Copy every line of the following data that includes the string "name".

start RECORDS TO USE

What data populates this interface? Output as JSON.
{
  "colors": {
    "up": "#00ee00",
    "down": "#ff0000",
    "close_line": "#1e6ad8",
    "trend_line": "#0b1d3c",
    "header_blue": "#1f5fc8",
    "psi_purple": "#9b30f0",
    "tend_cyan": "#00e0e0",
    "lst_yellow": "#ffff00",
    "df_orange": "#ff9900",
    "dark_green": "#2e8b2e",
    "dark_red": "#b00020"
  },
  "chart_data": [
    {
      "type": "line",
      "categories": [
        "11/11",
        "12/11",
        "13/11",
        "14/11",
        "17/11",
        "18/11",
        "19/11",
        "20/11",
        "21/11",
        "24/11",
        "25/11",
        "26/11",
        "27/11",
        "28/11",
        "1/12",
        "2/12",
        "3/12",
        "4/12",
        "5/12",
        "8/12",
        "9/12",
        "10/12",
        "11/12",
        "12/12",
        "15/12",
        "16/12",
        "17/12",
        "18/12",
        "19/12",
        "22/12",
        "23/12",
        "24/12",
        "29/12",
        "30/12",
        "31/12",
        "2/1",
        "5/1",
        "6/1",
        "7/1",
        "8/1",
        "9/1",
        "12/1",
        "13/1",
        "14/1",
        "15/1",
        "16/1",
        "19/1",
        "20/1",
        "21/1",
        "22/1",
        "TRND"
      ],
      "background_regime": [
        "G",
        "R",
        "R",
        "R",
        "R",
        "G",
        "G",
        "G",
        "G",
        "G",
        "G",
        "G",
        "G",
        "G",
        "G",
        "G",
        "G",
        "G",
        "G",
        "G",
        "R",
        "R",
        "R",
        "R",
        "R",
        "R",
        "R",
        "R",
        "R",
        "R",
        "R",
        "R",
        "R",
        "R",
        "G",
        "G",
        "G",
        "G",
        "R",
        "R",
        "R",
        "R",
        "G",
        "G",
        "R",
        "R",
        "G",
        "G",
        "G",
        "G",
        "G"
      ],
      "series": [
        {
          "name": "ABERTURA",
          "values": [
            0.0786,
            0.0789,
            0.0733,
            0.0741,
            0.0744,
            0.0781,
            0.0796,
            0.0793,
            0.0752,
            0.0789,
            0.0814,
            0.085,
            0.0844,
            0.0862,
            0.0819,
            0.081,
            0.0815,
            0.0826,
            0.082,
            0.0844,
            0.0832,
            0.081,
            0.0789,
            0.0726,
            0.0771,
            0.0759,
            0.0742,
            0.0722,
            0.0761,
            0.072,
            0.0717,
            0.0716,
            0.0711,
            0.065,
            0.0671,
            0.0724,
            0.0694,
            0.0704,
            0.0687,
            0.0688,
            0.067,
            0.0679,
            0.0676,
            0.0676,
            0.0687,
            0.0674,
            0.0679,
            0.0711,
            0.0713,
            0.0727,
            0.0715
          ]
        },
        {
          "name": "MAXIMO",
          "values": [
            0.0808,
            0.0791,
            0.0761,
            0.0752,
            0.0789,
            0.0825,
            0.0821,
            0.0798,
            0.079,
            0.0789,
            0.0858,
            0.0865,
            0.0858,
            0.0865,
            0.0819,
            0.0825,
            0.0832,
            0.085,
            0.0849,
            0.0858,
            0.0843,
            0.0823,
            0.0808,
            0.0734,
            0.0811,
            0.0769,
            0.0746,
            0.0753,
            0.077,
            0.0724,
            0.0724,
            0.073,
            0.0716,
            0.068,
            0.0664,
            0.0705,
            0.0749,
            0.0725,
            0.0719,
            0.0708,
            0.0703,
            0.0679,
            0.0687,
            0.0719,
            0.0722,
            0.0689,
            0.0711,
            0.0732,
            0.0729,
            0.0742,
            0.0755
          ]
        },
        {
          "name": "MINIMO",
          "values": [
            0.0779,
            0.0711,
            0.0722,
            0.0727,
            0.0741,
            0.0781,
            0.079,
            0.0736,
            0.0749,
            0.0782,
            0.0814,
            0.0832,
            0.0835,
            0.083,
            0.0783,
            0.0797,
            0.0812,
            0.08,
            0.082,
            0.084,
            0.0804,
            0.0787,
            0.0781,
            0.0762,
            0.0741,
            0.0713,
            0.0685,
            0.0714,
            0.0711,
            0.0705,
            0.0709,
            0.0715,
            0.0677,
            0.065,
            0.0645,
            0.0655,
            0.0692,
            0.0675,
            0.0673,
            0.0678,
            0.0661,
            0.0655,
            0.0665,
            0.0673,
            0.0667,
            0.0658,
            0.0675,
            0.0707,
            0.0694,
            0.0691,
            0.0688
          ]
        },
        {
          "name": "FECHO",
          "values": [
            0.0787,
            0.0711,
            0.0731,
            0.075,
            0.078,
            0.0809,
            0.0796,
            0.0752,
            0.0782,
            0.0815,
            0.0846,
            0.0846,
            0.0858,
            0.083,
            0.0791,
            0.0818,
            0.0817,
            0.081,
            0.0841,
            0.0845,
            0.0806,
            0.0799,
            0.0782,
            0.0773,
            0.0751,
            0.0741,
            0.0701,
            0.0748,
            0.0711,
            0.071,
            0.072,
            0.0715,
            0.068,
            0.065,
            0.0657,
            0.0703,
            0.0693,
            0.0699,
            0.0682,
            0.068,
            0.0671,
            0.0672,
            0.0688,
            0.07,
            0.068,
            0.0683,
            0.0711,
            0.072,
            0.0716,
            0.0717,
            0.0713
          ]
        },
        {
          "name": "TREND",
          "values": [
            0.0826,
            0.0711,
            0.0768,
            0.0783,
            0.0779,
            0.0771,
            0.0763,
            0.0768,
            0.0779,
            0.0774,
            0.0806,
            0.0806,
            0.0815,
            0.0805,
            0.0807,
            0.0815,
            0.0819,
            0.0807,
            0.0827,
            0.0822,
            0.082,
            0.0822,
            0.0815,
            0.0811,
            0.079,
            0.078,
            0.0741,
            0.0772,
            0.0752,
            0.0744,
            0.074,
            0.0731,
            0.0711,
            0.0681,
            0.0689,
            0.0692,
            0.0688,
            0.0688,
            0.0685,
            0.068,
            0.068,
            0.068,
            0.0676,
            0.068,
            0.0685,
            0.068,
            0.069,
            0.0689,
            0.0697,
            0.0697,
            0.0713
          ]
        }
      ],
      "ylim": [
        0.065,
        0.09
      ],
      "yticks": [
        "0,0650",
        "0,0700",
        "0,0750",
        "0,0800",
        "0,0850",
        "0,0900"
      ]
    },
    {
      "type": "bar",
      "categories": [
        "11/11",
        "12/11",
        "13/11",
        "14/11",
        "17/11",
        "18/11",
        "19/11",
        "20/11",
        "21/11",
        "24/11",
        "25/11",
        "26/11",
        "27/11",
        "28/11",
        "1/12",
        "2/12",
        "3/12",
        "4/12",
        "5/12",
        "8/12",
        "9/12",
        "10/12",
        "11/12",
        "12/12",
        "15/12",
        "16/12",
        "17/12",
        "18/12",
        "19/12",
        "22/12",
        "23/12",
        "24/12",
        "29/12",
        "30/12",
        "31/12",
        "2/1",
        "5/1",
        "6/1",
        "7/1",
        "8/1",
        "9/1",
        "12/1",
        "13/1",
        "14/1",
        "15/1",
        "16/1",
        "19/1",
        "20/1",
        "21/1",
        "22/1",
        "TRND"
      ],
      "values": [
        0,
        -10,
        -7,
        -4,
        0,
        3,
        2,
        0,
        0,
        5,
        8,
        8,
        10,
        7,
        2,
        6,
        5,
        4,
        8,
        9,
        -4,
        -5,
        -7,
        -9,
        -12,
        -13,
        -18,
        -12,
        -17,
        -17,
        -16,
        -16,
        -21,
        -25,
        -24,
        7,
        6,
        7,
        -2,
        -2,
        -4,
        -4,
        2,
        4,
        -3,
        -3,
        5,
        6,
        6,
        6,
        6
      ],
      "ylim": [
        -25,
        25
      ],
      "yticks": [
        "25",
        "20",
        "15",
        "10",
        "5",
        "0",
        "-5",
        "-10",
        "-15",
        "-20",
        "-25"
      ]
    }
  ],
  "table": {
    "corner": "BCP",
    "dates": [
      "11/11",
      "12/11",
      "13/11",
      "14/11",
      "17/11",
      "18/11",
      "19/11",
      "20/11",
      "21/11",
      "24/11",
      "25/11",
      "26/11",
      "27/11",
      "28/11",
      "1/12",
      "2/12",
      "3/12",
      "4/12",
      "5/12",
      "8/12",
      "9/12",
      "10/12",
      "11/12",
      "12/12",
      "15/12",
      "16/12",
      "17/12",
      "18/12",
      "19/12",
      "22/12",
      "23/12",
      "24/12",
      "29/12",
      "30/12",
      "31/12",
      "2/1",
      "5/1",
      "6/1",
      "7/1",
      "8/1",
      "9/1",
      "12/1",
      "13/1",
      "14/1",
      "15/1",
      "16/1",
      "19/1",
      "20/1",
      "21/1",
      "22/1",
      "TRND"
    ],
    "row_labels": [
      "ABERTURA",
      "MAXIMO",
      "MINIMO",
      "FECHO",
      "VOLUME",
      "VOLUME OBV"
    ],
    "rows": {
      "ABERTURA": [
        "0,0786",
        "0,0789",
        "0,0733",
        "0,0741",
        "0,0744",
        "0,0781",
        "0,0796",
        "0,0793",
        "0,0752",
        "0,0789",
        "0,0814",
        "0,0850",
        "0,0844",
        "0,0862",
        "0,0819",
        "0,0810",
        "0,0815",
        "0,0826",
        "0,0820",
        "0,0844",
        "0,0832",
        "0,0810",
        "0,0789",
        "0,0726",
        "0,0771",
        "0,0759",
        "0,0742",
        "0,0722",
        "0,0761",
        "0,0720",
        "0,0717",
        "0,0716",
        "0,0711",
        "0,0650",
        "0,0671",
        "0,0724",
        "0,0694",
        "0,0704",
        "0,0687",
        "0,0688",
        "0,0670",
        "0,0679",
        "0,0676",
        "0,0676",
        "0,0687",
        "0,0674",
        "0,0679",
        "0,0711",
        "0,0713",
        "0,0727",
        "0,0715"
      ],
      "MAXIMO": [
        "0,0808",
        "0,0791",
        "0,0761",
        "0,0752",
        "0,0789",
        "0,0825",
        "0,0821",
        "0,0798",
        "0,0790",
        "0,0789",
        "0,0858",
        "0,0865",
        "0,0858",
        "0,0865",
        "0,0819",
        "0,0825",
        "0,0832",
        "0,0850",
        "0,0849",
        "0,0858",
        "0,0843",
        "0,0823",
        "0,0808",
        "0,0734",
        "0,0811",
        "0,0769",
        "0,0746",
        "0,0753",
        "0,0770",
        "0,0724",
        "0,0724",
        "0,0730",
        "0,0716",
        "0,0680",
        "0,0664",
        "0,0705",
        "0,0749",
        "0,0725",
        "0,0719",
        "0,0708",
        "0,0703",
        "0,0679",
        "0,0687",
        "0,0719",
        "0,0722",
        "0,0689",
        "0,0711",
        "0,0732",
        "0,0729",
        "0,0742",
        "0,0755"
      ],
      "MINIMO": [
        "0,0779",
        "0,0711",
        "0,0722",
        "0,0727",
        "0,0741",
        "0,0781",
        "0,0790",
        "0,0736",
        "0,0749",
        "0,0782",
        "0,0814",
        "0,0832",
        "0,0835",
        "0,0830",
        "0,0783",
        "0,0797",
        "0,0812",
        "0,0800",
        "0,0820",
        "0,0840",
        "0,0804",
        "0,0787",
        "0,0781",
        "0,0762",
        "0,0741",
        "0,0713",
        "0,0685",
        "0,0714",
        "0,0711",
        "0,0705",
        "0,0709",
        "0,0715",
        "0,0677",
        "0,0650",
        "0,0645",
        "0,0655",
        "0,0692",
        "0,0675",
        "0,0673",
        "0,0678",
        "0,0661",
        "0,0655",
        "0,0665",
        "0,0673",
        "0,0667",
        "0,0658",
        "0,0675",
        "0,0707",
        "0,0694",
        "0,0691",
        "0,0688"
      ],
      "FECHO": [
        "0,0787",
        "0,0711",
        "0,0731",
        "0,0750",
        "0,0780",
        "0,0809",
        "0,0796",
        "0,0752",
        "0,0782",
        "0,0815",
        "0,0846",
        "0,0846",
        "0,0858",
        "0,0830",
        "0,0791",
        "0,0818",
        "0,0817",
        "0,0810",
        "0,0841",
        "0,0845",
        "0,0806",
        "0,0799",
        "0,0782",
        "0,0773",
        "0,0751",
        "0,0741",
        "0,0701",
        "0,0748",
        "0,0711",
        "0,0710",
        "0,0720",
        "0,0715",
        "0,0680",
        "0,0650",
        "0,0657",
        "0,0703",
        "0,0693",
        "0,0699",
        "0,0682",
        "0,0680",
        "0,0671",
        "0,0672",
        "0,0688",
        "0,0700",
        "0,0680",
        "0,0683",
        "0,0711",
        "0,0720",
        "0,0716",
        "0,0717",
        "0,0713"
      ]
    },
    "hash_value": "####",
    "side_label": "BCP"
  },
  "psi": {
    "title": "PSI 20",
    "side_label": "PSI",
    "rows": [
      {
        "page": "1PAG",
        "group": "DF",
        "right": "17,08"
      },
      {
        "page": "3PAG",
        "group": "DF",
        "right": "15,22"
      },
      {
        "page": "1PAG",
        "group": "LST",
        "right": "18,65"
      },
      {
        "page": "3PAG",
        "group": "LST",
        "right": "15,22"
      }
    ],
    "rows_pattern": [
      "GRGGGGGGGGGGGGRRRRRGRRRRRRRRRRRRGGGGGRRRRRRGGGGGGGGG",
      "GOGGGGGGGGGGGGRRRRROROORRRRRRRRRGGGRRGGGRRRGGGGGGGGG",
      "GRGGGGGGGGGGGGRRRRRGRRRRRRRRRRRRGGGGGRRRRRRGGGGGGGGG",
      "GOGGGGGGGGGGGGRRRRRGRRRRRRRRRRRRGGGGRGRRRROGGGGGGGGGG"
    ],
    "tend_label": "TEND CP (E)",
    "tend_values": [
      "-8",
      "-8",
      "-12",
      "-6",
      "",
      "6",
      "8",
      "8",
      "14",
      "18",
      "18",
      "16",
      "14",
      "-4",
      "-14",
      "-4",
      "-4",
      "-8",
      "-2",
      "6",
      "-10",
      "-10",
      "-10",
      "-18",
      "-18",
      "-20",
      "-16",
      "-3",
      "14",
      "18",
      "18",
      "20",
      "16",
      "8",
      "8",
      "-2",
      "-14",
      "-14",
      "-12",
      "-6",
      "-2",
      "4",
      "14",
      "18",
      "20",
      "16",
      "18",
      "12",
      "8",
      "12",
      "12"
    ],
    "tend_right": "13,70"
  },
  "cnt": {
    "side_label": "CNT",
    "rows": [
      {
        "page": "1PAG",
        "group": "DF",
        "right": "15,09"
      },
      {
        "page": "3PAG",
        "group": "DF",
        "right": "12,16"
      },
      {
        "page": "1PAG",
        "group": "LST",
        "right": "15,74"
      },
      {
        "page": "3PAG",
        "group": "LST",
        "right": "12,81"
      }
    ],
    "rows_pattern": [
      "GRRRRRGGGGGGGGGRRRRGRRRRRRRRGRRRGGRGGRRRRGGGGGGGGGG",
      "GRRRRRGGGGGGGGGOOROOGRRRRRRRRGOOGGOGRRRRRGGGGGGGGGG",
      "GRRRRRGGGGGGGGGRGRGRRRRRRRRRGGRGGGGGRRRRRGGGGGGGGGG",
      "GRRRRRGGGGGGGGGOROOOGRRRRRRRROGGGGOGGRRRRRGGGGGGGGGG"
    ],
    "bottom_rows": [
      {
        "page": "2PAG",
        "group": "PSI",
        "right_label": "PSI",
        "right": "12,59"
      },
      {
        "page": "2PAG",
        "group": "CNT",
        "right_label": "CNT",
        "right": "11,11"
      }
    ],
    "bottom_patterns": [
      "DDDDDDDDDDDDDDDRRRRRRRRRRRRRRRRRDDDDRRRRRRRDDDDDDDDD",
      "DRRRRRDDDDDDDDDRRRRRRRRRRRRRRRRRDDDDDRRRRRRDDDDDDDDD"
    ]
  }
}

end RECORDS TO USE

RESULT OF THIS TASK:
          "name": "ABERTURA",
          "name": "MAXIMO",
          "name": "MINIMO",
          "name": "FECHO",
          "name": "TREND",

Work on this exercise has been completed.